- _The request_
Copy out each line of the data holding "детей".

** START Records for the exercise **

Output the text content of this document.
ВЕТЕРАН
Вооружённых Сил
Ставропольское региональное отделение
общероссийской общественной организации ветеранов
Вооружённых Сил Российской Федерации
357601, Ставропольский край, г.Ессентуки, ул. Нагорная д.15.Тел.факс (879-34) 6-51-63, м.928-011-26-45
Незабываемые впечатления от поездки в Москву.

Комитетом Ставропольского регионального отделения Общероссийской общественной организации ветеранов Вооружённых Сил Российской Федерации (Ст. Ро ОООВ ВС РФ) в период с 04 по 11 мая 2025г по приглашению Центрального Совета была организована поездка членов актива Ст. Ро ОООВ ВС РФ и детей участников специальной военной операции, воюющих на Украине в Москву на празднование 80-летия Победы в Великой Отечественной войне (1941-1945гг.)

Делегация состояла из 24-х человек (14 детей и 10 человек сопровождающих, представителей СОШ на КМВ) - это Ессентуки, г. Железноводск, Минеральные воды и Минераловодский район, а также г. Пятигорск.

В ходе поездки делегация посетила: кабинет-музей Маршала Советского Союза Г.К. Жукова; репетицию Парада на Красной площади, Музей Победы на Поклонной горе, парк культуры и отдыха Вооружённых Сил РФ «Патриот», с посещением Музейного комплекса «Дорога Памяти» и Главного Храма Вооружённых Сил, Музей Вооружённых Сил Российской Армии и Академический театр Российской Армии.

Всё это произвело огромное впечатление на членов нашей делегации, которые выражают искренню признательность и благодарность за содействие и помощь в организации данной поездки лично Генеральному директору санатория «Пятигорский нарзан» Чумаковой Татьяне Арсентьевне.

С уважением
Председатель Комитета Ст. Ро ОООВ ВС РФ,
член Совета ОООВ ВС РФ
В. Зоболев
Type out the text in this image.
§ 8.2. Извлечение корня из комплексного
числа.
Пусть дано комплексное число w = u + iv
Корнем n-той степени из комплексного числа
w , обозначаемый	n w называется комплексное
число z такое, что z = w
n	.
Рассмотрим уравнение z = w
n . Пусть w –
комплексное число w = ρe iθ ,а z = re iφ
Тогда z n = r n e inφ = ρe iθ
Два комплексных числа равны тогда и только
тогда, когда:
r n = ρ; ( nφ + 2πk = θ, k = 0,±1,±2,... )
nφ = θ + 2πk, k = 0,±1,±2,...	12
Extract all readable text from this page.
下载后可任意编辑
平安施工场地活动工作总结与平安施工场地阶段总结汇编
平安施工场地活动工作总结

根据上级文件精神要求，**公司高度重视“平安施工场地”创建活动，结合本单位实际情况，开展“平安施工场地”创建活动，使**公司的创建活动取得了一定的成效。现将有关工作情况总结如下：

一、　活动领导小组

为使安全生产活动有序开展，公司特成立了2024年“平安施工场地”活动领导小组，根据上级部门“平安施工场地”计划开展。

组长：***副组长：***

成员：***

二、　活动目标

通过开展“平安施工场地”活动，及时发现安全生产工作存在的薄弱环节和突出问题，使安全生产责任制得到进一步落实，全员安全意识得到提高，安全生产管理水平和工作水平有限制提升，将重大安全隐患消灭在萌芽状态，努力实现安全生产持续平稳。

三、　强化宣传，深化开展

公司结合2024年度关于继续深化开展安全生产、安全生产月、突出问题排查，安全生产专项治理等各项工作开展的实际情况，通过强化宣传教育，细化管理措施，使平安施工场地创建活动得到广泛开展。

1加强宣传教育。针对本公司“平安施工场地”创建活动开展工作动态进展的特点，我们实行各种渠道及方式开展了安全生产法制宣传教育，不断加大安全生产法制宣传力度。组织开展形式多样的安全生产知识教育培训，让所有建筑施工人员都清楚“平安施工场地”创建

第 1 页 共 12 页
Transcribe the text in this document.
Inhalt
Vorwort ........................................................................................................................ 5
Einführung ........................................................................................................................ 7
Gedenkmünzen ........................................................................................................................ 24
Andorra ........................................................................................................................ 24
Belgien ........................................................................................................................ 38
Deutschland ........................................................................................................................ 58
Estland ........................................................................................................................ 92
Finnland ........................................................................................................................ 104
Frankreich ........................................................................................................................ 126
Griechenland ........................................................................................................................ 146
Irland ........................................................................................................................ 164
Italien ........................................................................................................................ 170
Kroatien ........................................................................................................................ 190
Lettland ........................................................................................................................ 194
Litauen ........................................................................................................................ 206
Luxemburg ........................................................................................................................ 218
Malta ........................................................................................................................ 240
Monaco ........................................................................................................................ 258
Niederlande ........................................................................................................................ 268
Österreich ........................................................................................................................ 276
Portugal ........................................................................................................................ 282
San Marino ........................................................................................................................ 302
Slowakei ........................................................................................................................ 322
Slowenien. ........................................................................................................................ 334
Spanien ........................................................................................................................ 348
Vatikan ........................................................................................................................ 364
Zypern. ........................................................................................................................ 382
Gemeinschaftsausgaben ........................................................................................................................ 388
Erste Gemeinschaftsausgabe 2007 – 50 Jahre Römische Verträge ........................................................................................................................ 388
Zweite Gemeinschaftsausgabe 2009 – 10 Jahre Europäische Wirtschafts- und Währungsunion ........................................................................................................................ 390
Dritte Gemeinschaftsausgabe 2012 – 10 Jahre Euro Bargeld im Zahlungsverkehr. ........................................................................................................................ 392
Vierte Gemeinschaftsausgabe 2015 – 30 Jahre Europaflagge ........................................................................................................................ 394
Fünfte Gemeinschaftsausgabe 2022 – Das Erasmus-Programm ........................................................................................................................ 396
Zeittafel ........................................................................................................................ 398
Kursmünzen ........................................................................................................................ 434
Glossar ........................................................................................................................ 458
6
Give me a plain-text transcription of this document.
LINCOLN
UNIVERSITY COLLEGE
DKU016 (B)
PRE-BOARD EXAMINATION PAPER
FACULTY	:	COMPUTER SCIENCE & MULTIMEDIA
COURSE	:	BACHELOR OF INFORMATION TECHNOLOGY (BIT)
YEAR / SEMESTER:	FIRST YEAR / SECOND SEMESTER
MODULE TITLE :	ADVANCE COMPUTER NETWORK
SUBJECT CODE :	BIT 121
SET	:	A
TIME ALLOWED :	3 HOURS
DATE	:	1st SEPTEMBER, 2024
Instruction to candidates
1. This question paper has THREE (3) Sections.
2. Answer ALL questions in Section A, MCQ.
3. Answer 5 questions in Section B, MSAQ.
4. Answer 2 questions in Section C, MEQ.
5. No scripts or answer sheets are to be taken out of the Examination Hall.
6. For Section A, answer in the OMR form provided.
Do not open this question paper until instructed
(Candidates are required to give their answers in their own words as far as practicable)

** END Records for the exercise **

- _Problem solution_
Комитетом Ставропольского регионального отделения Общероссийской общественной организации ветеранов Вооружённых Сил Российской Федерации (Ст. Ро ОООВ ВС РФ) в период с 04 по 11 мая 2025г по приглашению Центрального Совета была организована поездка членов актива Ст. Ро ОООВ ВС РФ и детей участников специальной военной операции, воюющих на Украине в Москву на празднование 80-летия Победы в Великой Отечественной войне (1941-1945гг.)
Делегация состояла из 24-х человек (14 детей и 10 человек сопровождающих, представителей СОШ на КМВ) - это Ессентуки, г. Железноводск, Минеральные воды и Минераловодский район, а также г. Пятигорск.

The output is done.